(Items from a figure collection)
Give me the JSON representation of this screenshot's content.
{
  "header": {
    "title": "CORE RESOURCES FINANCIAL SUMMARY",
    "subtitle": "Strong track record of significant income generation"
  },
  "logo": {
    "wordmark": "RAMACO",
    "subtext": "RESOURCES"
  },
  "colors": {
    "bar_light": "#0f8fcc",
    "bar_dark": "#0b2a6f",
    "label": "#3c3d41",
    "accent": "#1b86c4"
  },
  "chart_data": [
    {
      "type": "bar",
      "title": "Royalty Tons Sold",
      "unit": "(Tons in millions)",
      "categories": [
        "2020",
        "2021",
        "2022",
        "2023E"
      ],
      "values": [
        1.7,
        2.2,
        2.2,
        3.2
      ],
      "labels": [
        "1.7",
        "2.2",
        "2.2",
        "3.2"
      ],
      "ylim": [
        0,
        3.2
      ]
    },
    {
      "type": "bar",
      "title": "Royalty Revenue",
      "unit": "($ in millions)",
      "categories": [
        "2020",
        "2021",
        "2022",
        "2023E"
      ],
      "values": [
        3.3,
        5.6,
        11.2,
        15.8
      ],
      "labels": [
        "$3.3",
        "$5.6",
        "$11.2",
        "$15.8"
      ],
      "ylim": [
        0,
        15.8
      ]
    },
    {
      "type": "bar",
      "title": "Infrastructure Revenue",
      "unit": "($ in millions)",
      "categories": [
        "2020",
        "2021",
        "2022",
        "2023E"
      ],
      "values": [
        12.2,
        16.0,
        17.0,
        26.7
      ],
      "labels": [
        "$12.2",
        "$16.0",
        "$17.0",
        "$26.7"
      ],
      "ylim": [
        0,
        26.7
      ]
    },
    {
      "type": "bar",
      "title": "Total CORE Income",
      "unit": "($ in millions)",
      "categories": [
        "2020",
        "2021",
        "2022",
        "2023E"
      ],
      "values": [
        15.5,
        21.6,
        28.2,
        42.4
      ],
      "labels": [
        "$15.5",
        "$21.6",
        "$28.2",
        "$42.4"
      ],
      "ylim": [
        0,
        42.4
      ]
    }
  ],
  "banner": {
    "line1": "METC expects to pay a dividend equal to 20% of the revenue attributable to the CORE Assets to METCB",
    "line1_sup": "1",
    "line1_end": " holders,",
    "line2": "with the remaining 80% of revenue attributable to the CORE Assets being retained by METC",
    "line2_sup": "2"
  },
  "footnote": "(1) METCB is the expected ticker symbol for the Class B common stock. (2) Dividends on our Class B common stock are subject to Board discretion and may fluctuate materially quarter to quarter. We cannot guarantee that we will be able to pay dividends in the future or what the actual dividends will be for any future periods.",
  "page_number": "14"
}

WRITTEN REQUEST: Above are some records; repeat all of them exactly.

RIGHT ANSWER:
Give me the JSON representation of this screenshot's content.
{
  "header": {
    "title": "CORE RESOURCES FINANCIAL SUMMARY",
    "subtitle": "Strong track record of significant income generation"
  },
  "logo": {
    "wordmark": "RAMACO",
    "subtext": "RESOURCES"
  },
  "colors": {
    "bar_light": "#0f8fcc",
    "bar_dark": "#0b2a6f",
    "label": "#3c3d41",
    "accent": "#1b86c4"
  },
  "chart_data": [
    {
      "type": "bar",
      "title": "Royalty Tons Sold",
      "unit": "(Tons in millions)",
      "categories": [
        "2020",
        "2021",
        "2022",
        "2023E"
      ],
      "values": [
        1.7,
        2.2,
        2.2,
        3.2
      ],
      "labels": [
        "1.7",
        "2.2",
        "2.2",
        "3.2"
      ],
      "ylim": [
        0,
        3.2
      ]
    },
    {
      "type": "bar",
      "title": "Royalty Revenue",
      "unit": "($ in millions)",
      "categories": [
        "2020",
        "2021",
        "2022",
        "2023E"
      ],
      "values": [
        3.3,
        5.6,
        11.2,
        15.8
      ],
      "labels": [
        "$3.3",
        "$5.6",
        "$11.2",
        "$15.8"
      ],
      "ylim": [
        0,
        15.8
      ]
    },
    {
      "type": "bar",
      "title": "Infrastructure Revenue",
      "unit": "($ in millions)",
      "categories": [
        "2020",
        "2021",
        "2022",
        "2023E"
      ],
      "values": [
        12.2,
        16.0,
        17.0,
        26.7
      ],
      "labels": [
        "$12.2",
        "$16.0",
        "$17.0",
        "$26.7"
      ],
      "ylim": [
        0,
        26.7
      ]
    },
    {
      "type": "bar",
      "title": "Total CORE Income",
      "unit": "($ in millions)",
      "categories": [
        "2020",
        "2021",
        "2022",
        "2023E"
      ],
      "values": [
        15.5,
        21.6,
        28.2,
        42.4
      ],
      "labels": [
        "$15.5",
        "$21.6",
        "$28.2",
        "$42.4"
      ],
      "ylim": [
        0,
        42.4
      ]
    }
  ],
  "banner": {
    "line1": "METC expects to pay a dividend equal to 20% of the revenue attributable to the CORE Assets to METCB",
    "line1_sup": "1",
    "line1_end": " holders,",
    "line2": "with the remaining 80% of revenue attributable to the CORE Assets being retained by METC",
    "line2_sup": "2"
  },
  "footnote": "(1) METCB is the expected ticker symbol for the Class B common stock. (2) Dividends on our Class B common stock are subject to Board discretion and may fluctuate materially quarter to quarter. We cannot guarantee that we will be able to pay dividends in the future or what the actual dividends will be for any future periods.",
  "page_number": "14"
}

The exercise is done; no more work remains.